◆ TASK INPUTS
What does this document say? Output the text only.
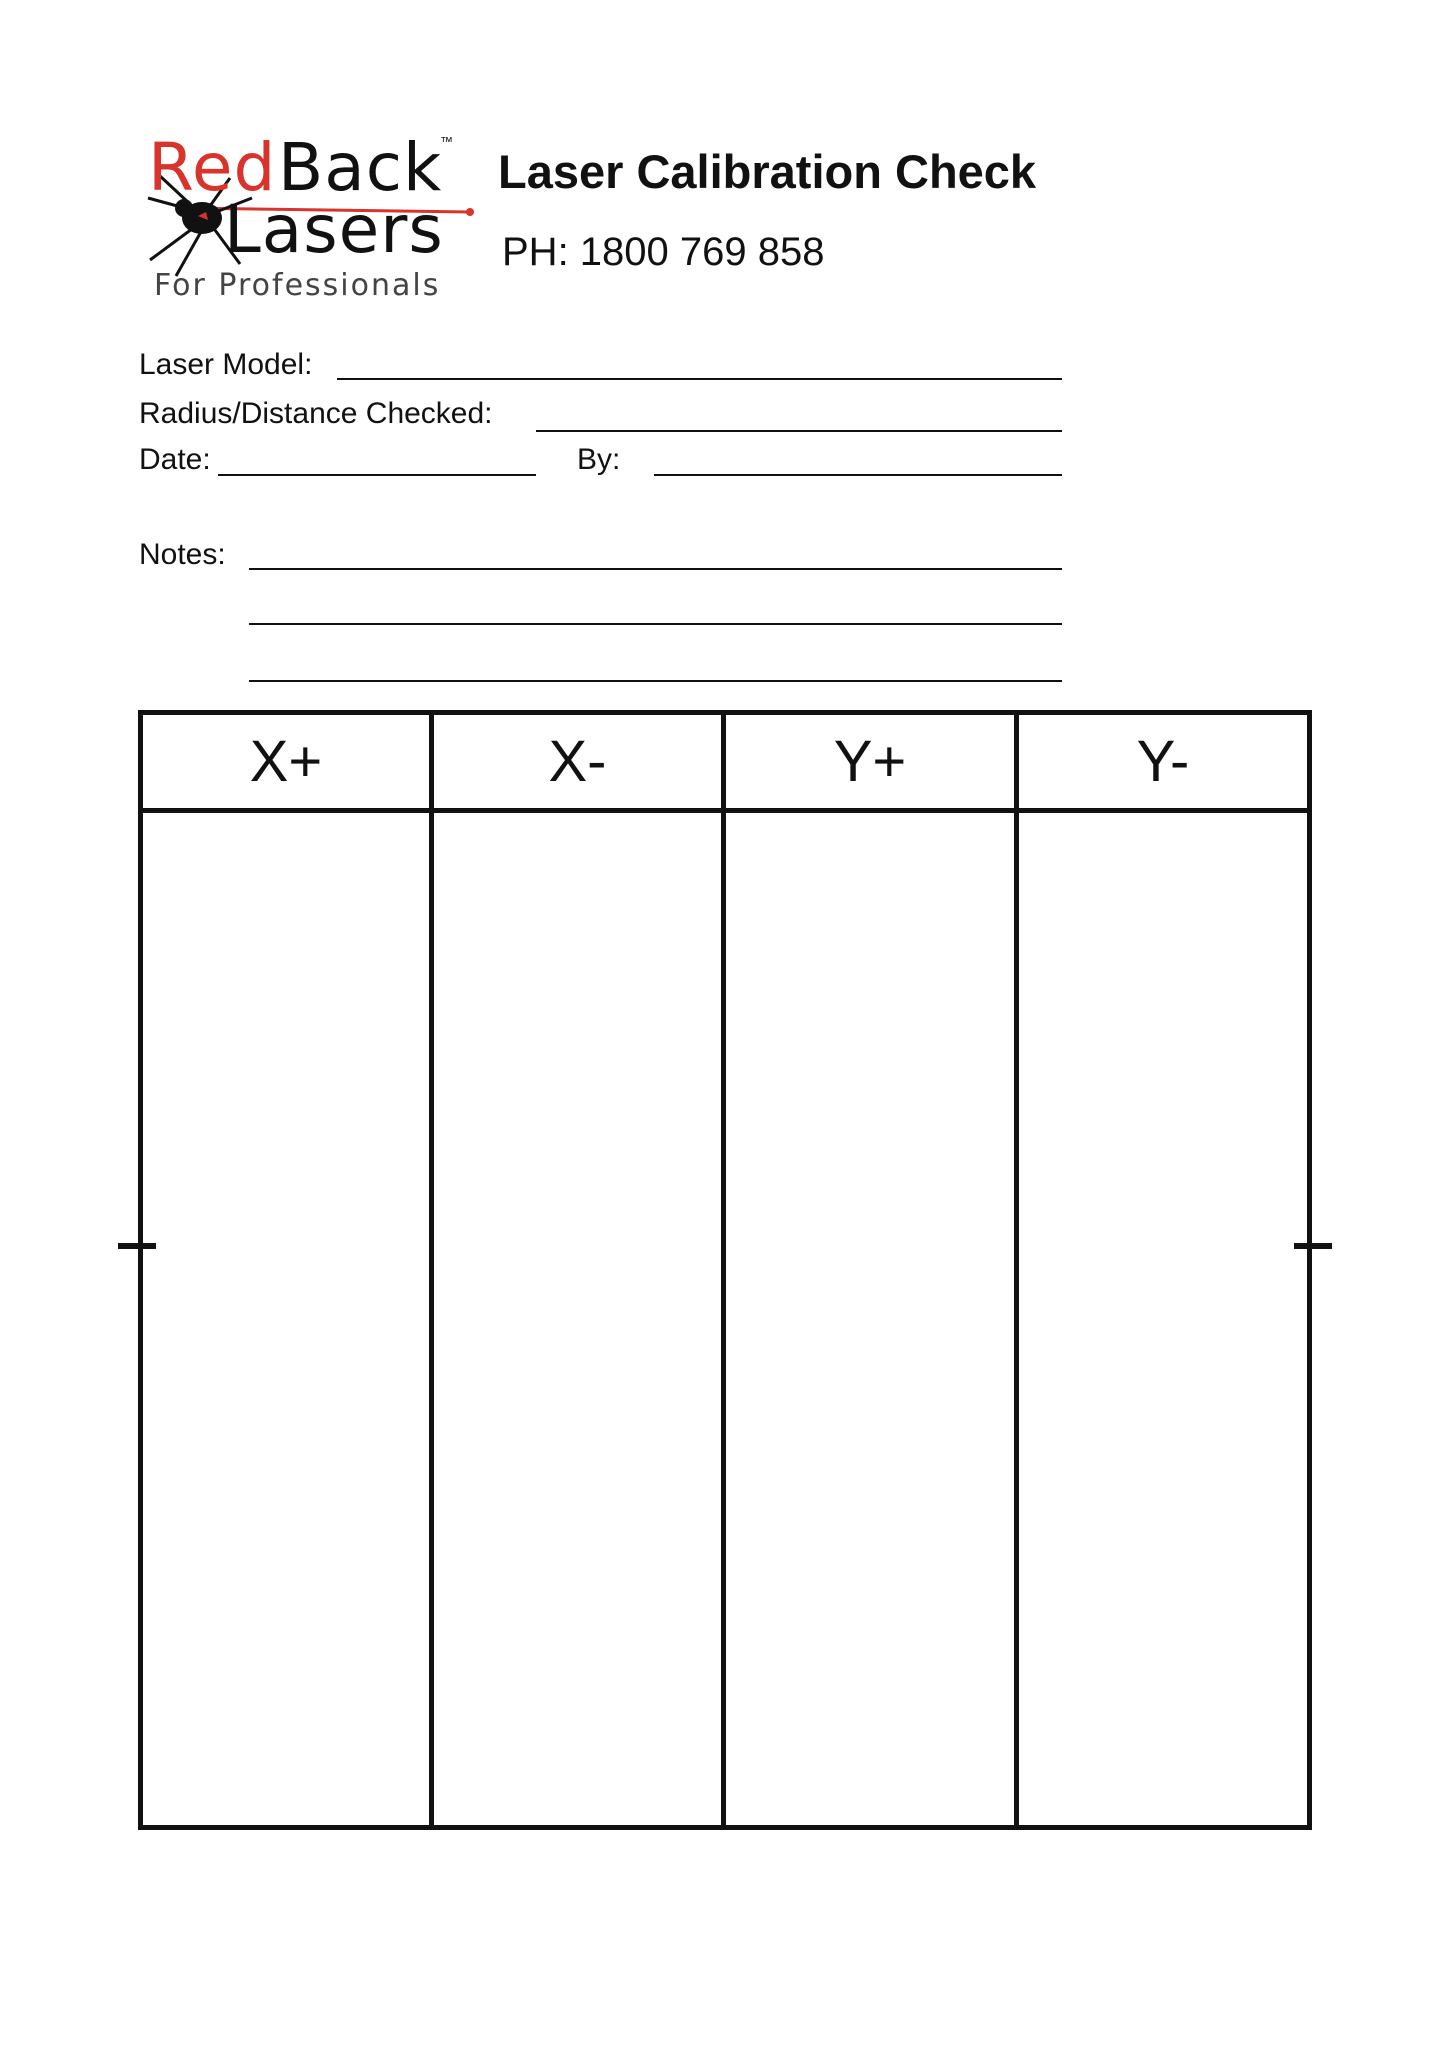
Red Back
™
Lasers
For Professionals
Laser Calibration Check
PH: 1800 769 858
Laser Model:
Radius/Distance Checked:
Date:	By:
Notes:
X+	X-	Y+	Y-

◆ DIRECTIONS FOR THIS TASK
Every line of the data above should be quoted exactly. Omit the pictures.

◆ FULL RESPONSE
What does this document say? Output the text only.
Red Back
™
Lasers
For Professionals
Laser Calibration Check
PH: 1800 769 858
Laser Model:
Radius/Distance Checked:
Date:	By:
Notes:
X+	X-	Y+	Y-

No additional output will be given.